- **Exercise**:
Can you give every line of the listing below as a numbered list, leaving out blank lines?

━━ Material for this exercise

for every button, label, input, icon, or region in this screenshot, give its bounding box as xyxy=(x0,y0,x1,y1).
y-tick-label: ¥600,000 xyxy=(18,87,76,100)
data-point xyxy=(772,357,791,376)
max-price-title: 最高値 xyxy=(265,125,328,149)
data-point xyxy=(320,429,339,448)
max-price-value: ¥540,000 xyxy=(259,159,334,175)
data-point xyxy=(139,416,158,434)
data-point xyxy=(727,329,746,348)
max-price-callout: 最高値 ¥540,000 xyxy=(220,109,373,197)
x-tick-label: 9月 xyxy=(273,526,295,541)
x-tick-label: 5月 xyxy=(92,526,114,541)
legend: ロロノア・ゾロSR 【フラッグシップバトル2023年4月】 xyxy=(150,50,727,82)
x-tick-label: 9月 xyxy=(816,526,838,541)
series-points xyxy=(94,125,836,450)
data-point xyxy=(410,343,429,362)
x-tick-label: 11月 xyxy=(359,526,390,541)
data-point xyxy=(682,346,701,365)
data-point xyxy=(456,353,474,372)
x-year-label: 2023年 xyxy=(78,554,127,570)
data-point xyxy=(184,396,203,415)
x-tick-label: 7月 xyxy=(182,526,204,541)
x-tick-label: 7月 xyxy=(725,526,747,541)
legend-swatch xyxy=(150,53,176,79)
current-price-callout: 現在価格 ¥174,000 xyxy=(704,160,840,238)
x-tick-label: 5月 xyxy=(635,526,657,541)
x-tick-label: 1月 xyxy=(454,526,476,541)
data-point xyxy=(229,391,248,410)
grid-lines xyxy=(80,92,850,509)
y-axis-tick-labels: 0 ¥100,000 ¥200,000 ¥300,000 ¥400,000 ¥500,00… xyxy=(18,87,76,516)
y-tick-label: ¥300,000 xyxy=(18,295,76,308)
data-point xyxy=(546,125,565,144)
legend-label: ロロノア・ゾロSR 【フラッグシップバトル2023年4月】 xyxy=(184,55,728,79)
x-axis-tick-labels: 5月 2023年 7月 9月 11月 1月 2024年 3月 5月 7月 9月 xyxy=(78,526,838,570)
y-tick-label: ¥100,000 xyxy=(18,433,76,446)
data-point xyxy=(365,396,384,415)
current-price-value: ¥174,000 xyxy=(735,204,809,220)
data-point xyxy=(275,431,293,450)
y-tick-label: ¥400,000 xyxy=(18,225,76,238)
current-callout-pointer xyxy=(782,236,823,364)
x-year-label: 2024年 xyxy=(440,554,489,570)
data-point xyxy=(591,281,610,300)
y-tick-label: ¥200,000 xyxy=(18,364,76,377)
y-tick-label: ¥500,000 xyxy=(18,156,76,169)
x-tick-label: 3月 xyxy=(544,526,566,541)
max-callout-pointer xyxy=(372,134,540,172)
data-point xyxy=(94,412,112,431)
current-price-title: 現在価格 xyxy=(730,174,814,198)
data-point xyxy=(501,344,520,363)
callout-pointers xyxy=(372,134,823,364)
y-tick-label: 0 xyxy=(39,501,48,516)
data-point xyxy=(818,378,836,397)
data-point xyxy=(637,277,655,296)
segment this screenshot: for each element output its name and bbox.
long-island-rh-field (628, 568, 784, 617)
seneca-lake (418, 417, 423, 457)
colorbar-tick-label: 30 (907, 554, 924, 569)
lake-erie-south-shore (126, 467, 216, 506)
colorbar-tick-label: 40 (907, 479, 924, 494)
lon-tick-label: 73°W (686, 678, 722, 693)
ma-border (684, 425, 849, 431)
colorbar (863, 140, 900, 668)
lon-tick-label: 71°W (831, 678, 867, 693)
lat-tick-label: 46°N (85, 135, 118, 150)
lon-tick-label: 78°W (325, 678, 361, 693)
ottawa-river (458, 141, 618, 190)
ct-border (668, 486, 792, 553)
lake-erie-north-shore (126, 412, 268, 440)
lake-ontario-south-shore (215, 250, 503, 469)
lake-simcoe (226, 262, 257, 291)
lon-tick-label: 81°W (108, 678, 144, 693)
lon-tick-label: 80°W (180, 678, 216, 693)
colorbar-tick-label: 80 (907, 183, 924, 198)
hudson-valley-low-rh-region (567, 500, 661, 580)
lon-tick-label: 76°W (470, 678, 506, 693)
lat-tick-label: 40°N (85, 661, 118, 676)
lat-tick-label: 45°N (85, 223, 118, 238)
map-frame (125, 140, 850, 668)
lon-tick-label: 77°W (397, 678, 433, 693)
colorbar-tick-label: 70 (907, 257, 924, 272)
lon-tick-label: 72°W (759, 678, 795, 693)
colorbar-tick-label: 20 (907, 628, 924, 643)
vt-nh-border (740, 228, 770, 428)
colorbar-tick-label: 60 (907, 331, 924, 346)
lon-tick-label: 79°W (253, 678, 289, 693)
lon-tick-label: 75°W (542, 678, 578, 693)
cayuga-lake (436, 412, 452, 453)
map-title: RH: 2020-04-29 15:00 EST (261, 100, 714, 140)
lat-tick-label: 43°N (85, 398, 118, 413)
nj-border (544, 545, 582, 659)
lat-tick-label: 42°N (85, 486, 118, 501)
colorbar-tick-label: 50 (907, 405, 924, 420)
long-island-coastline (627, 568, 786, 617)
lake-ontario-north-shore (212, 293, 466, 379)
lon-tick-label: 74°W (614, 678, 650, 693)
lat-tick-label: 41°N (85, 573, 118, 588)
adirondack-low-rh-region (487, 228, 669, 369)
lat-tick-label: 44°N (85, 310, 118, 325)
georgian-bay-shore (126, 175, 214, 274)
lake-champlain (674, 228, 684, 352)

━━━━

- **Correct answer**:
1. for every button, label, input, icon, or region in this screenshot, give its bounding box as xyxy=(x0,y0,x1,y1).
2. y-tick-label: ¥600,000 xyxy=(18,87,76,100)
3. data-point xyxy=(772,357,791,376)
4. max-price-title: 最高値 xyxy=(265,125,328,149)
5. data-point xyxy=(320,429,339,448)
6. max-price-value: ¥540,000 xyxy=(259,159,334,175)
7. data-point xyxy=(139,416,158,434)
8. data-point xyxy=(727,329,746,348)
9. max-price-callout: 最高値 ¥540,000 xyxy=(220,109,373,197)
10. x-tick-label: 9月 xyxy=(273,526,295,541)
11. x-tick-label: 5月 xyxy=(92,526,114,541)
12. legend: ロロノア・ゾロSR 【フラッグシップバトル2023年4月】 xyxy=(150,50,727,82)
13. x-tick-label: 9月 xyxy=(816,526,838,541)
14. series-points xyxy=(94,125,836,450)
15. data-point xyxy=(410,343,429,362)
16. x-tick-label: 11月 xyxy=(359,526,390,541)
17. data-point xyxy=(682,346,701,365)
18. data-point xyxy=(456,353,474,372)
19. x-year-label: 2023年 xyxy=(78,554,127,570)
20. data-point xyxy=(184,396,203,415)
21. x-tick-label: 7月 xyxy=(182,526,204,541)
22. x-tick-label: 7月 xyxy=(725,526,747,541)
23. legend-swatch xyxy=(150,53,176,79)
24. current-price-callout: 現在価格 ¥174,000 xyxy=(704,160,840,238)
25. x-tick-label: 5月 xyxy=(635,526,657,541)
26. x-tick-label: 1月 xyxy=(454,526,476,541)
27. data-point xyxy=(229,391,248,410)
28. grid-lines xyxy=(80,92,850,509)
29. y-axis-tick-labels: 0 ¥100,000 ¥200,000 ¥300,000 ¥400,000 ¥500,00… xyxy=(18,87,76,516)
30. y-tick-label: ¥300,000 xyxy=(18,295,76,308)
31. data-point xyxy=(546,125,565,144)
32. legend-label: ロロノア・ゾロSR 【フラッグシップバトル2023年4月】 xyxy=(184,55,728,79)
33. x-axis-tick-labels: 5月 2023年 7月 9月 11月 1月 2024年 3月 5月 7月 9月 xyxy=(78,526,838,570)
34. y-tick-label: ¥100,000 xyxy=(18,433,76,446)
35. data-point xyxy=(365,396,384,415)
36. current-price-value: ¥174,000 xyxy=(735,204,809,220)
37. data-point xyxy=(275,431,293,450)
38. y-tick-label: ¥400,000 xyxy=(18,225,76,238)
39. current-callout-pointer xyxy=(782,236,823,364)
40. x-year-label: 2024年 xyxy=(440,554,489,570)
41. data-point xyxy=(591,281,610,300)
42. y-tick-label: ¥200,000 xyxy=(18,364,76,377)
43. y-tick-label: ¥500,000 xyxy=(18,156,76,169)
44. x-tick-label: 3月 xyxy=(544,526,566,541)
45. max-callout-pointer xyxy=(372,134,540,172)
46. data-point xyxy=(94,412,112,431)
47. current-price-title: 現在価格 xyxy=(730,174,814,198)
48. data-point xyxy=(501,344,520,363)
49. callout-pointers xyxy=(372,134,823,364)
50. y-tick-label: 0 xyxy=(39,501,48,516)
51. data-point xyxy=(818,378,836,397)
52. data-point xyxy=(637,277,655,296)
53. segment this screenshot: for each element output its name and bbox.
54. long-island-rh-field (628, 568, 784, 617)
55. seneca-lake (418, 417, 423, 457)
56. colorbar-tick-label: 30 (907, 554, 924, 569)
57. lake-erie-south-shore (126, 467, 216, 506)
58. colorbar-tick-label: 40 (907, 479, 924, 494)
59. lon-tick-label: 73°W (686, 678, 722, 693)
60. ma-border (684, 425, 849, 431)
61. colorbar (863, 140, 900, 668)
62. lon-tick-label: 71°W (831, 678, 867, 693)
63. lat-tick-label: 46°N (85, 135, 118, 150)
64. lon-tick-label: 78°W (325, 678, 361, 693)
65. ottawa-river (458, 141, 618, 190)
66. ct-border (668, 486, 792, 553)
67. lake-erie-north-shore (126, 412, 268, 440)
68. lake-ontario-south-shore (215, 250, 503, 469)
69. lake-simcoe (226, 262, 257, 291)
70. lon-tick-label: 81°W (108, 678, 144, 693)
71. lon-tick-label: 80°W (180, 678, 216, 693)
72. colorbar-tick-label: 80 (907, 183, 924, 198)
73. hudson-valley-low-rh-region (567, 500, 661, 580)
74. lon-tick-label: 76°W (470, 678, 506, 693)
75. lat-tick-label: 40°N (85, 661, 118, 676)
76. lat-tick-label: 45°N (85, 223, 118, 238)
77. map-frame (125, 140, 850, 668)
78. lon-tick-label: 77°W (397, 678, 433, 693)
79. colorbar-tick-label: 70 (907, 257, 924, 272)
80. lon-tick-label: 72°W (759, 678, 795, 693)
81. colorbar-tick-label: 20 (907, 628, 924, 643)
82. vt-nh-border (740, 228, 770, 428)
83. colorbar-tick-label: 60 (907, 331, 924, 346)
84. lon-tick-label: 79°W (253, 678, 289, 693)
85. lon-tick-label: 75°W (542, 678, 578, 693)
86. cayuga-lake (436, 412, 452, 453)
87. map-title: RH: 2020-04-29 15:00 EST (261, 100, 714, 140)
88. lat-tick-label: 43°N (85, 398, 118, 413)
89. nj-border (544, 545, 582, 659)
90. lat-tick-label: 42°N (85, 486, 118, 501)
91. colorbar-tick-label: 50 (907, 405, 924, 420)
92. long-island-coastline (627, 568, 786, 617)
93. lake-ontario-north-shore (212, 293, 466, 379)
94. lon-tick-label: 74°W (614, 678, 650, 693)
95. lat-tick-label: 41°N (85, 573, 118, 588)
96. adirondack-low-rh-region (487, 228, 669, 369)
97. lat-tick-label: 44°N (85, 310, 118, 325)
98. georgian-bay-shore (126, 175, 214, 274)
99. lake-champlain (674, 228, 684, 352)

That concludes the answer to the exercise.